| Exercise |
Reproduce all of the data word for word.

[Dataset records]
>>>

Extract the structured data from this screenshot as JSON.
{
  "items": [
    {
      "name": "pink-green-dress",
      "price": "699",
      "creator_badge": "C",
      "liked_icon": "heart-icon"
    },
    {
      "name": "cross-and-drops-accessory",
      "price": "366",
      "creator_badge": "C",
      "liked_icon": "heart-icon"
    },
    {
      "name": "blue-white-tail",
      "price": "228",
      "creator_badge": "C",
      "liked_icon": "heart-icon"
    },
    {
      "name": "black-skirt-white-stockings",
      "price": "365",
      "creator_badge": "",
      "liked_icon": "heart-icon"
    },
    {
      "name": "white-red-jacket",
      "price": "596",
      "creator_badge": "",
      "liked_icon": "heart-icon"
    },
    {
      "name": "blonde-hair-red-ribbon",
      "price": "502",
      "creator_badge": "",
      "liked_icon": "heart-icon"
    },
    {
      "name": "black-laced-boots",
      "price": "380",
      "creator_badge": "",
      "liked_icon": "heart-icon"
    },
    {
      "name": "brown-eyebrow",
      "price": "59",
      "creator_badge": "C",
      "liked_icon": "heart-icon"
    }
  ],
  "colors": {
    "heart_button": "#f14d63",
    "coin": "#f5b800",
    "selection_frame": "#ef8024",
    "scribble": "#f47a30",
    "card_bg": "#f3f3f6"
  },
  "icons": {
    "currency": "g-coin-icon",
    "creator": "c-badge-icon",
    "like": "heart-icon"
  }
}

<<<

| Answer below |
Extract the structured data from this screenshot as JSON.
{
  "items": [
    {
      "name": "pink-green-dress",
      "price": "699",
      "creator_badge": "C",
      "liked_icon": "heart-icon"
    },
    {
      "name": "cross-and-drops-accessory",
      "price": "366",
      "creator_badge": "C",
      "liked_icon": "heart-icon"
    },
    {
      "name": "blue-white-tail",
      "price": "228",
      "creator_badge": "C",
      "liked_icon": "heart-icon"
    },
    {
      "name": "black-skirt-white-stockings",
      "price": "365",
      "creator_badge": "",
      "liked_icon": "heart-icon"
    },
    {
      "name": "white-red-jacket",
      "price": "596",
      "creator_badge": "",
      "liked_icon": "heart-icon"
    },
    {
      "name": "blonde-hair-red-ribbon",
      "price": "502",
      "creator_badge": "",
      "liked_icon": "heart-icon"
    },
    {
      "name": "black-laced-boots",
      "price": "380",
      "creator_badge": "",
      "liked_icon": "heart-icon"
    },
    {
      "name": "brown-eyebrow",
      "price": "59",
      "creator_badge": "C",
      "liked_icon": "heart-icon"
    }
  ],
  "colors": {
    "heart_button": "#f14d63",
    "coin": "#f5b800",
    "selection_frame": "#ef8024",
    "scribble": "#f47a30",
    "card_bg": "#f3f3f6"
  },
  "icons": {
    "currency": "g-coin-icon",
    "creator": "c-badge-icon",
    "like": "heart-icon"
  }
}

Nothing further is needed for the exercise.